**TO DO:**
Gather every line from the entries below that includes "reporting".
===== ENTRIES SHOWN =====
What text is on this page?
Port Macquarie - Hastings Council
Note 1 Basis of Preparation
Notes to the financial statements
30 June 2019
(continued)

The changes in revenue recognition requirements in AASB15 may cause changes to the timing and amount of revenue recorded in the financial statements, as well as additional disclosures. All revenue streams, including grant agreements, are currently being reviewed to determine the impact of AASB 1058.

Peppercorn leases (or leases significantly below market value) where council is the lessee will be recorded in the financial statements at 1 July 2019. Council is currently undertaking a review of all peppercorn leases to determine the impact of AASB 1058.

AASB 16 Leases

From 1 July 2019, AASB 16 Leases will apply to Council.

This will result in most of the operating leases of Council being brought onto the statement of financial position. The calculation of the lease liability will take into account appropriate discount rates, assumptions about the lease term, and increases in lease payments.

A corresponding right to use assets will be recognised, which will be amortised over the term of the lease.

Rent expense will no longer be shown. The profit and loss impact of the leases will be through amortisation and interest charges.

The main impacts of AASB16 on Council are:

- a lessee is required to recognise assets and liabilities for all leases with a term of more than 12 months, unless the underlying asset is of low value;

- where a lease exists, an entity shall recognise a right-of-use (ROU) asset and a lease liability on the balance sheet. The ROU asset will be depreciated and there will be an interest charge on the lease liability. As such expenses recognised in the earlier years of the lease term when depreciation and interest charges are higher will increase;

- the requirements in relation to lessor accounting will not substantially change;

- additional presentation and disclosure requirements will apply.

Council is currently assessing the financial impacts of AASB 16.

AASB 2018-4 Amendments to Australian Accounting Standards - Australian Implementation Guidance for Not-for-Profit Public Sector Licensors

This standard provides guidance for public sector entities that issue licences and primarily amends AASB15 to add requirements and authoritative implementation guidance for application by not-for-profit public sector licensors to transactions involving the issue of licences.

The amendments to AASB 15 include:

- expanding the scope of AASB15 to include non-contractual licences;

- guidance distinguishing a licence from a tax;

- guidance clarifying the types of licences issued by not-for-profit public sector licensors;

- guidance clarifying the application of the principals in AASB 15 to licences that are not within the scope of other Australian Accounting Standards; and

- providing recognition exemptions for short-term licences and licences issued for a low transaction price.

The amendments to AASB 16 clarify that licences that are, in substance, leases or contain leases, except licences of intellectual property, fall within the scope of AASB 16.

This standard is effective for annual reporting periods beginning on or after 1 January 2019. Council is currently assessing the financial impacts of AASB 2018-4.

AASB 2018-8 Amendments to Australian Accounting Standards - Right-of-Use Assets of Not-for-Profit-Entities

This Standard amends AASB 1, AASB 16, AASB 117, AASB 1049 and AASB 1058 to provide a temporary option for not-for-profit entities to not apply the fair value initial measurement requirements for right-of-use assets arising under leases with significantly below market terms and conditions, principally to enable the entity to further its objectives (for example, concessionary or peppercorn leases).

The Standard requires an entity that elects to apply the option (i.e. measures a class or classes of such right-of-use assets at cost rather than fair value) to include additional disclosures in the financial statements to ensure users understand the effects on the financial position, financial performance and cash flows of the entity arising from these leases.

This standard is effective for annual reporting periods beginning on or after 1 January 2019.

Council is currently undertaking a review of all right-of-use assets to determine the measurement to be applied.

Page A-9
=====
**EXPECTED ANSWER:**
This standard is effective for annual reporting periods beginning on or after 1 January 2019. Council is currently assessing the financial impacts of AASB 2018-4.
This standard is effective for annual reporting periods beginning on or after 1 January 2019.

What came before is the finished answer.